• [Task objective] Search the material below for the word "tension" and copy every line in which it occurs.

Figure record listings:

## Start

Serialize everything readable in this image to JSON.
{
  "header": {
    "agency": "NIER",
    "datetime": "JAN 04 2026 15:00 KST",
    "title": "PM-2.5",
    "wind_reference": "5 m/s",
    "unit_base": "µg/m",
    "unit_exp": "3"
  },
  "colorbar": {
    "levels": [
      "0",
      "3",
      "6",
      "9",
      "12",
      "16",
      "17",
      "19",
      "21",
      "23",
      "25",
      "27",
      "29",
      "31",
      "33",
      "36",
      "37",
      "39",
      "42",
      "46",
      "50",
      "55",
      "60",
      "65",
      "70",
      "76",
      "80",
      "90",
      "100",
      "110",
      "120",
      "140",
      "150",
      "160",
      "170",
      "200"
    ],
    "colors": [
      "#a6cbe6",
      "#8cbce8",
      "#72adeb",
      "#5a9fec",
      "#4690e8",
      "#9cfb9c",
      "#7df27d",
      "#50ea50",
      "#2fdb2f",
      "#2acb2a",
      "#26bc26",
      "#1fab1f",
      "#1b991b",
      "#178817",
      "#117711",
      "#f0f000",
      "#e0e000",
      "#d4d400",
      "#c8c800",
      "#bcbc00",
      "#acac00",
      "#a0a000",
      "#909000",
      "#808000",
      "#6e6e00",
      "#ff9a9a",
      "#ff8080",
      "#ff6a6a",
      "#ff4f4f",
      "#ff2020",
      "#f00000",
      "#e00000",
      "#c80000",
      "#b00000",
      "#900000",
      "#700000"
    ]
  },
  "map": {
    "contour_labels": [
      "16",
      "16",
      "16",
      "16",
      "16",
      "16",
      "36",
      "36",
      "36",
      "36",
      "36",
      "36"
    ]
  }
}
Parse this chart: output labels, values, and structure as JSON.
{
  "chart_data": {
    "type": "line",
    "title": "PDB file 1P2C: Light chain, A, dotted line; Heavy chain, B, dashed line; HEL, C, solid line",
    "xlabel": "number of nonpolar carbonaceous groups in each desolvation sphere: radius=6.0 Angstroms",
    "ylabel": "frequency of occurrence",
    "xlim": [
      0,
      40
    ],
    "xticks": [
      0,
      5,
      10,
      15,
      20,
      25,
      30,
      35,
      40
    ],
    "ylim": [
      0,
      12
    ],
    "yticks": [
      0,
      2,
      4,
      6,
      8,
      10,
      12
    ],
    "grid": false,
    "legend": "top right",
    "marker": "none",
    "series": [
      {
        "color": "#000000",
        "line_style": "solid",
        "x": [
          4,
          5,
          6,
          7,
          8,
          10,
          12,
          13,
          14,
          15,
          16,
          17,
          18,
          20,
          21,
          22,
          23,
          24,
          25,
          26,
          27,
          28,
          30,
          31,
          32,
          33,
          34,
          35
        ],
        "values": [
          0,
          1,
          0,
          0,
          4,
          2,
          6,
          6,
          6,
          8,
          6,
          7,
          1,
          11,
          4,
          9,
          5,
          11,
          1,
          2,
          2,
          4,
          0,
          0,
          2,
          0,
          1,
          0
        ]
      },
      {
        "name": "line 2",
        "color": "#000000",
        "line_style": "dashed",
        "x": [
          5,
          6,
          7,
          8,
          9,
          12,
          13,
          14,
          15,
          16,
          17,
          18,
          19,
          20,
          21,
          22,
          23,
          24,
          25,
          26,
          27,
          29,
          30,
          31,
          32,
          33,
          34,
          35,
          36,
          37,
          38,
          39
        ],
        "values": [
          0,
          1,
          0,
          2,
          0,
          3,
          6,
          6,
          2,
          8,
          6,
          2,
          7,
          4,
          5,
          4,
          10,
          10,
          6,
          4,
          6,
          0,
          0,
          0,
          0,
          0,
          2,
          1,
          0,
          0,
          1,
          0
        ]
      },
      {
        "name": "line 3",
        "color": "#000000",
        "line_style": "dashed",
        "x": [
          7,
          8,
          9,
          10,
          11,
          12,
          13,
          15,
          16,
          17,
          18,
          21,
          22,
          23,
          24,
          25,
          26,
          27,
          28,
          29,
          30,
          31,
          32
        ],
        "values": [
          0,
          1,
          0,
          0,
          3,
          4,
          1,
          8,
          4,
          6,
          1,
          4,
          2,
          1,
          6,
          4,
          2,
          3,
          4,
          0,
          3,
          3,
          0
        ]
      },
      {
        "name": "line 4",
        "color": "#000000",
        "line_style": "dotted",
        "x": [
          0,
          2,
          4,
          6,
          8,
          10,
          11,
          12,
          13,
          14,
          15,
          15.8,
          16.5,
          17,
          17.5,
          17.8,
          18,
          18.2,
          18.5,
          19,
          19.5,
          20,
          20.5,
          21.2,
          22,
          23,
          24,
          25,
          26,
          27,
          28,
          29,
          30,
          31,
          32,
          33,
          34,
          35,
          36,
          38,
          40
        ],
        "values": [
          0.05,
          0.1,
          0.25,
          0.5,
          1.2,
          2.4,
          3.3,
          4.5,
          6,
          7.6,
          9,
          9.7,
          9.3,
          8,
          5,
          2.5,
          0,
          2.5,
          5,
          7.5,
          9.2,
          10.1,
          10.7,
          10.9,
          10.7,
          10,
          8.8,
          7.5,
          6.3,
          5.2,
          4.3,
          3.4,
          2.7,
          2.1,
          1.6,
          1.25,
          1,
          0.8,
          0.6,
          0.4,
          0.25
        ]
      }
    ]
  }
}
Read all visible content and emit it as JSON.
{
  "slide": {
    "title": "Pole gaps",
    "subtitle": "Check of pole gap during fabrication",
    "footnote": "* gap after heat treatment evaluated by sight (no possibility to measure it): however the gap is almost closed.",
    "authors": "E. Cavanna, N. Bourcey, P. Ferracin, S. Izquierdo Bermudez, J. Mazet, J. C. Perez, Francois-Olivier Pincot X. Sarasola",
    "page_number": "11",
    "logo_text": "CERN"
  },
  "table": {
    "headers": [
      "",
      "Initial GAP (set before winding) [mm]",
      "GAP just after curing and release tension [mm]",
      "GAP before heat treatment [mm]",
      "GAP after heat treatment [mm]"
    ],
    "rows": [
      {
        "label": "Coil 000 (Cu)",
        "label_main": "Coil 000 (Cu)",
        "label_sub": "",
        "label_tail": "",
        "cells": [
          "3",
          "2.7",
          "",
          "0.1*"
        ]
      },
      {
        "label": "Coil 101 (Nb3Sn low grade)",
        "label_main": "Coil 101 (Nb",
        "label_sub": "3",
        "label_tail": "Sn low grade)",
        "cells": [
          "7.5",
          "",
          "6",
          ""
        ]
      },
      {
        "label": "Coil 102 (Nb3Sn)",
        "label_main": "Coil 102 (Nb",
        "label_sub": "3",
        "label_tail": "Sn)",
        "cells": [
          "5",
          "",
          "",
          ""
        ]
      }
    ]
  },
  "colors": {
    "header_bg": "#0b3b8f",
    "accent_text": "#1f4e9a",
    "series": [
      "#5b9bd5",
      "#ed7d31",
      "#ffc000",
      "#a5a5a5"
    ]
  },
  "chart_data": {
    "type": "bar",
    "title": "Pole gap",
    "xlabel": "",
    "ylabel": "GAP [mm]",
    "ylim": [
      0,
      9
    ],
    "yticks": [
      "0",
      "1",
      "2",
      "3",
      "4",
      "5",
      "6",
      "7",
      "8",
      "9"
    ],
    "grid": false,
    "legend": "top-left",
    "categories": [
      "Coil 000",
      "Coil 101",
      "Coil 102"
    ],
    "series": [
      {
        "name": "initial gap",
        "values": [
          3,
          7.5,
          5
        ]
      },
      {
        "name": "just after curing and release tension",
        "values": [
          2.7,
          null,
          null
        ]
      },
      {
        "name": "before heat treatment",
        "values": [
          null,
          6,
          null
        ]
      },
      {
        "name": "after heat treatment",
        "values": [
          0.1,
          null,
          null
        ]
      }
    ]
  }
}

## End

• [Answer to the problem]
      "GAP just after curing and release tension [mm]",
        "name": "just after curing and release tension",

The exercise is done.